Set out every line of the material below as a Markdown table with two columns, Row and Line, giving each line its row number and skipping blank lines. Leave the pictures out of the table.

[Region boundary data]
╔══

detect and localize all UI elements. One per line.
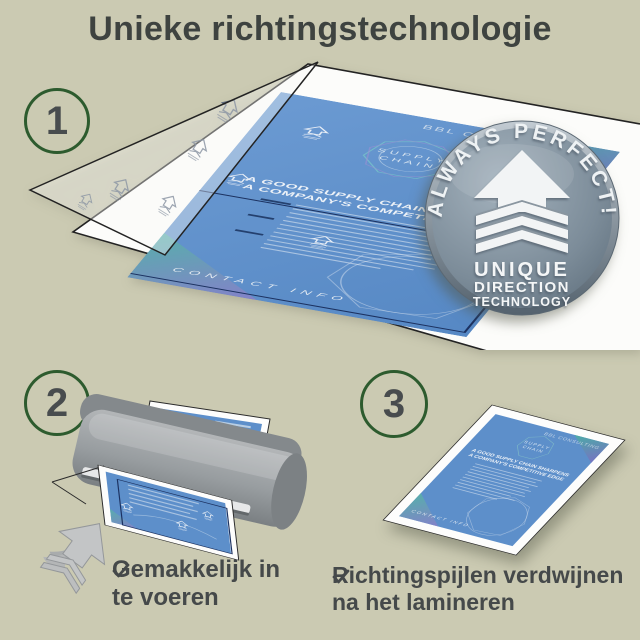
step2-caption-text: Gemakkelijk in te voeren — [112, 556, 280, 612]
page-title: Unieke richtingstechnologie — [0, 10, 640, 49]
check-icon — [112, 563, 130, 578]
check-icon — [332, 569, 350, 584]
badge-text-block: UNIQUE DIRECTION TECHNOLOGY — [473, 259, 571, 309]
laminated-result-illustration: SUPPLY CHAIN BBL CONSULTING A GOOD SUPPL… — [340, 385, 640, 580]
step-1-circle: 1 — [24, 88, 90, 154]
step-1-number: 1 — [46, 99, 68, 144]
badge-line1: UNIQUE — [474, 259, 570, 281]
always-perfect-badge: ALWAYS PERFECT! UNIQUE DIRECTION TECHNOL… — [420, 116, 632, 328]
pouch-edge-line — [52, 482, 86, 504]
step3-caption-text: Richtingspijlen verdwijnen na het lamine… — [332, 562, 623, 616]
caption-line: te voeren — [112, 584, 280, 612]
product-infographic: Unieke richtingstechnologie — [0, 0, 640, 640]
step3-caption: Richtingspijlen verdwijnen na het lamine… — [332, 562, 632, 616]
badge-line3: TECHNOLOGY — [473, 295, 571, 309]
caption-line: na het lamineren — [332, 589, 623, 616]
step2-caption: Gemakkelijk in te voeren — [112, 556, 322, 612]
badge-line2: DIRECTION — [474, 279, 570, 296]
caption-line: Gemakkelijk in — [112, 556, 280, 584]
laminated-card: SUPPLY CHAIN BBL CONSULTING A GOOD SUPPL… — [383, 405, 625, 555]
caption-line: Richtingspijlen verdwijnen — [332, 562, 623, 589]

╚══

▶ Finished exercise
| Row | Line |
|---|---|
| 1 | detect and localize all UI elements. One per line. |
| 2 | step2-caption-text: Gemakkelijk in te voeren — [112, 556, 280, 612] |
| 3 | page-title: Unieke richtingstechnologie — [0, 10, 640, 49] |
| 4 | check-icon — [112, 563, 130, 578] |
| 5 | check-icon — [332, 569, 350, 584] |
| 6 | badge-text-block: UNIQUE DIRECTION TECHNOLOGY — [473, 259, 571, 309] |
| 7 | laminated-result-illustration: SUPPLY CHAIN BBL CONSULTING A GOOD SUPPL… — [340, 385, 640, 580] |
| 8 | step-1-circle: 1 — [24, 88, 90, 154] |
| 9 | step-1-number: 1 — [46, 99, 68, 144] |
| 10 | badge-line1: UNIQUE — [474, 259, 570, 281] |
| 11 | always-perfect-badge: ALWAYS PERFECT! UNIQUE DIRECTION TECHNOL… — [420, 116, 632, 328] |
| 12 | pouch-edge-line — [52, 482, 86, 504] |
| 13 | step3-caption-text: Richtingspijlen verdwijnen na het lamine… — [332, 562, 623, 616] |
| 14 | caption-line: te voeren — [112, 584, 280, 612] |
| 15 | product-infographic: Unieke richtingstechnologie — [0, 0, 640, 640] |
| 16 | step3-caption: Richtingspijlen verdwijnen na het lamine… — [332, 562, 632, 616] |
| 17 | badge-line3: TECHNOLOGY — [473, 295, 571, 309] |
| 18 | caption-line: na het lamineren — [332, 589, 623, 616] |
| 19 | step2-caption: Gemakkelijk in te voeren — [112, 556, 322, 612] |
| 20 | badge-line2: DIRECTION — [474, 279, 570, 296] |
| 21 | caption-line: Gemakkelijk in — [112, 556, 280, 584] |
| 22 | laminated-card: SUPPLY CHAIN BBL CONSULTING A GOOD SUPPL… — [383, 405, 625, 555] |
| 23 | caption-line: Richtingspijlen verdwijnen — [332, 562, 623, 589] |